## [TASK DESCRIPTION]
Look for the string "width" in every line, and copy each line that has it.

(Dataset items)
↓↓↓
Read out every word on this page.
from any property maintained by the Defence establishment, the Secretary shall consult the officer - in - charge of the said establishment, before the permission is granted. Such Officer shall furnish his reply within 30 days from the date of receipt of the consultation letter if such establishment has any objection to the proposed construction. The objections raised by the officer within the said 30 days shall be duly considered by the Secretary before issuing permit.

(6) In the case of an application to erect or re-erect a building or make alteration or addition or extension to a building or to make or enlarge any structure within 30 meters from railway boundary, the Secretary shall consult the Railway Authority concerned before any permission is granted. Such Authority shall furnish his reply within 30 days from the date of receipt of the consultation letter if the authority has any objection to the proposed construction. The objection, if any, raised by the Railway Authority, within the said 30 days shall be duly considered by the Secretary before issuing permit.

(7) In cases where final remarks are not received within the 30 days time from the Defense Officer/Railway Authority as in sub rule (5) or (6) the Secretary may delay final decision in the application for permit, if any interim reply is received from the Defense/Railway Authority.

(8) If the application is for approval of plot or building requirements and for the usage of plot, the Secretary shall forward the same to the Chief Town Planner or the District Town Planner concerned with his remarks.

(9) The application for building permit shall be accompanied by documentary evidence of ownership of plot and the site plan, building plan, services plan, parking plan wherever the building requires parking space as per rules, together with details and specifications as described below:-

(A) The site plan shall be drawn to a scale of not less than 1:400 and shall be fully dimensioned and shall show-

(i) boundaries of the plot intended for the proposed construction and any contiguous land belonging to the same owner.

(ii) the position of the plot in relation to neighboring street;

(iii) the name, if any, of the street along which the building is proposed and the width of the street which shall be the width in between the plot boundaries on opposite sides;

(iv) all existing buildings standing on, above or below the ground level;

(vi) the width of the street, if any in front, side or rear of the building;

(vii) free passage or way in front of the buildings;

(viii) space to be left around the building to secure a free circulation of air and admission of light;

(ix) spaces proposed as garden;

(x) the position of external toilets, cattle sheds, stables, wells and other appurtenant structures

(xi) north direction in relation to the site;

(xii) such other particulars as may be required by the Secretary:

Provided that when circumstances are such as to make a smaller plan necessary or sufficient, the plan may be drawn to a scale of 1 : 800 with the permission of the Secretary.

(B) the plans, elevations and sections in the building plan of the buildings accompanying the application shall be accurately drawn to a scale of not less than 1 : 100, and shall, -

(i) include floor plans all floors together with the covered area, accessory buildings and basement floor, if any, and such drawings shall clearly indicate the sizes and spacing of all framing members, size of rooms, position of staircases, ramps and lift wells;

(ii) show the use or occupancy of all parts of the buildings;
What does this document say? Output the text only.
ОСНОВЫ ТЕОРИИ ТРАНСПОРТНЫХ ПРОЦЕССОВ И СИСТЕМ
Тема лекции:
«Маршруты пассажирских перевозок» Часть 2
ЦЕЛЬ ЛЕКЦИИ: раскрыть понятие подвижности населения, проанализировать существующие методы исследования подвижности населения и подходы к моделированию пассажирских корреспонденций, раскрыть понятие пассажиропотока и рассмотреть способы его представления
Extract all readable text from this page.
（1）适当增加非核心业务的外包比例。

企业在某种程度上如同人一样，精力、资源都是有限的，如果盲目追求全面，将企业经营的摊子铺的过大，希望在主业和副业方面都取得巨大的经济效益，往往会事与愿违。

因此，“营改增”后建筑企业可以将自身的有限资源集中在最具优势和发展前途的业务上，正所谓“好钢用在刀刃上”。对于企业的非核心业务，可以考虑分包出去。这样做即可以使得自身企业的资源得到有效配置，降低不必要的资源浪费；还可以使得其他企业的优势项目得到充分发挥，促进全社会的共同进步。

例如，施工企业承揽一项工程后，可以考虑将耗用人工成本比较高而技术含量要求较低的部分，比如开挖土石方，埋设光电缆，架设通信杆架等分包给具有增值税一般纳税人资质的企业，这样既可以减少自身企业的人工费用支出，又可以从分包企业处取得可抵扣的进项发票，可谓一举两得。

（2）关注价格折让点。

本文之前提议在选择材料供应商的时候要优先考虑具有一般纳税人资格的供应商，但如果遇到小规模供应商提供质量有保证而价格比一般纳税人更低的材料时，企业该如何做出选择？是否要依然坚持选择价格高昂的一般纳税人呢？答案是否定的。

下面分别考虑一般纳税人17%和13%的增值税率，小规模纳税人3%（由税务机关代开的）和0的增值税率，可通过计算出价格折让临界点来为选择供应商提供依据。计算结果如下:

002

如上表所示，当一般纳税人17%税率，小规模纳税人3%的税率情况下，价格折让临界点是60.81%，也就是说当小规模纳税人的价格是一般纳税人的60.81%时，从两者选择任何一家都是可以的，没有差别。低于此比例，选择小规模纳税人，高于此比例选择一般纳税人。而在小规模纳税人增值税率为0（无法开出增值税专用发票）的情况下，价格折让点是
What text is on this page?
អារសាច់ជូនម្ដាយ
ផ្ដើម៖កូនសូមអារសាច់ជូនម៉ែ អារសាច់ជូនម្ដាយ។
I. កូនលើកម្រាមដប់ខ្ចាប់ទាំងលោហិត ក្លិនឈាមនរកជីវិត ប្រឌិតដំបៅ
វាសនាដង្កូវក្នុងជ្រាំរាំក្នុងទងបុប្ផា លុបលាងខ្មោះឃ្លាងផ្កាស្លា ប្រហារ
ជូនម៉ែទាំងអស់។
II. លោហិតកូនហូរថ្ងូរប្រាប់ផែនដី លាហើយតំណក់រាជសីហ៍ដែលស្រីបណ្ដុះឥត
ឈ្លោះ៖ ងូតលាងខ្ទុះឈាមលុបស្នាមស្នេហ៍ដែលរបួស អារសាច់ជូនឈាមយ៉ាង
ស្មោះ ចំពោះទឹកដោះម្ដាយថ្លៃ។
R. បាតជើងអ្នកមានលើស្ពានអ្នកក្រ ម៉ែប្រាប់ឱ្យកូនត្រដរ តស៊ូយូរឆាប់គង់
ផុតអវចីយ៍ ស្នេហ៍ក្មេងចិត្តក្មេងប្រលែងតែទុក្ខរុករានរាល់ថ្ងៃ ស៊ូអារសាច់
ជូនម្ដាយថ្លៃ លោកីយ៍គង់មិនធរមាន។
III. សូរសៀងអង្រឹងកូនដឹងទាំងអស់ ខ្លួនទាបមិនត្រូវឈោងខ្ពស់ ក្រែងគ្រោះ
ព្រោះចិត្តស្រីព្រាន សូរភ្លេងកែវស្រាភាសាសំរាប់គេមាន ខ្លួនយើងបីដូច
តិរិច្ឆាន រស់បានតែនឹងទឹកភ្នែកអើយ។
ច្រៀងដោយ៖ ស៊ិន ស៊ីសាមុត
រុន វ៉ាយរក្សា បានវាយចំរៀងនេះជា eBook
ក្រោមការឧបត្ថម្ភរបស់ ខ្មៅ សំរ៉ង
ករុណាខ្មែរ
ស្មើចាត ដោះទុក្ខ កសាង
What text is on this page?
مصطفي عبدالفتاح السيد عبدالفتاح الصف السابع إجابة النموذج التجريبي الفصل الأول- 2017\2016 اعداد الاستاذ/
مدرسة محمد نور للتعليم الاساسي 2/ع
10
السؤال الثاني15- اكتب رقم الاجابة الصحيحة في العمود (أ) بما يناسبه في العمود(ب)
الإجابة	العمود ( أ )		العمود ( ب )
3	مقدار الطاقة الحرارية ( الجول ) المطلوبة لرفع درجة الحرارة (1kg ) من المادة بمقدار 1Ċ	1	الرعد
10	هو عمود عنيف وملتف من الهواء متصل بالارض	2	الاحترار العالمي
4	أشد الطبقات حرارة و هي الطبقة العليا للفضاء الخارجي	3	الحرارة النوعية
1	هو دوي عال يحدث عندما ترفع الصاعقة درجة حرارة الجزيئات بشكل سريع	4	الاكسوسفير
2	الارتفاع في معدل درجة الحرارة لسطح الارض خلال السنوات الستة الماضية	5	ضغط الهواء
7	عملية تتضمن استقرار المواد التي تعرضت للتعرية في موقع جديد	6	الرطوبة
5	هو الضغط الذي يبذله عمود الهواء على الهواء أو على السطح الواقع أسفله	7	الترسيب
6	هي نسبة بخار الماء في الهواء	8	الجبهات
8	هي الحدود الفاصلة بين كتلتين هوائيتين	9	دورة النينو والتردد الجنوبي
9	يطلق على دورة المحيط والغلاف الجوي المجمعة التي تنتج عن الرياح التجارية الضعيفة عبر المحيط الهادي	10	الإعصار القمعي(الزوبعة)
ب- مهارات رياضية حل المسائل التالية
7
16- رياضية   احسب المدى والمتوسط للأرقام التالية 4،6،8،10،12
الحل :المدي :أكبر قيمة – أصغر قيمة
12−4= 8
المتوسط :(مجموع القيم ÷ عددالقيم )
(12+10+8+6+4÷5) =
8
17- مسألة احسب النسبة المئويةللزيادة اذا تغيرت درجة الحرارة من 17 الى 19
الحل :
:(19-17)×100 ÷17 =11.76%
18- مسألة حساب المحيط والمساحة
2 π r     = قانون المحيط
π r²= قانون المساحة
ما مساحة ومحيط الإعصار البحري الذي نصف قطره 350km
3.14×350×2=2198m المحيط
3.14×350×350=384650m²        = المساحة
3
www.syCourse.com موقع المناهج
↑↑↑
## [EXERCISE ANSWER]
(iii) the name, if any, of the street along which the building is proposed and the width of the street which shall be the width in between the plot boundaries on opposite sides;
(vi) the width of the street, if any in front, side or rear of the building;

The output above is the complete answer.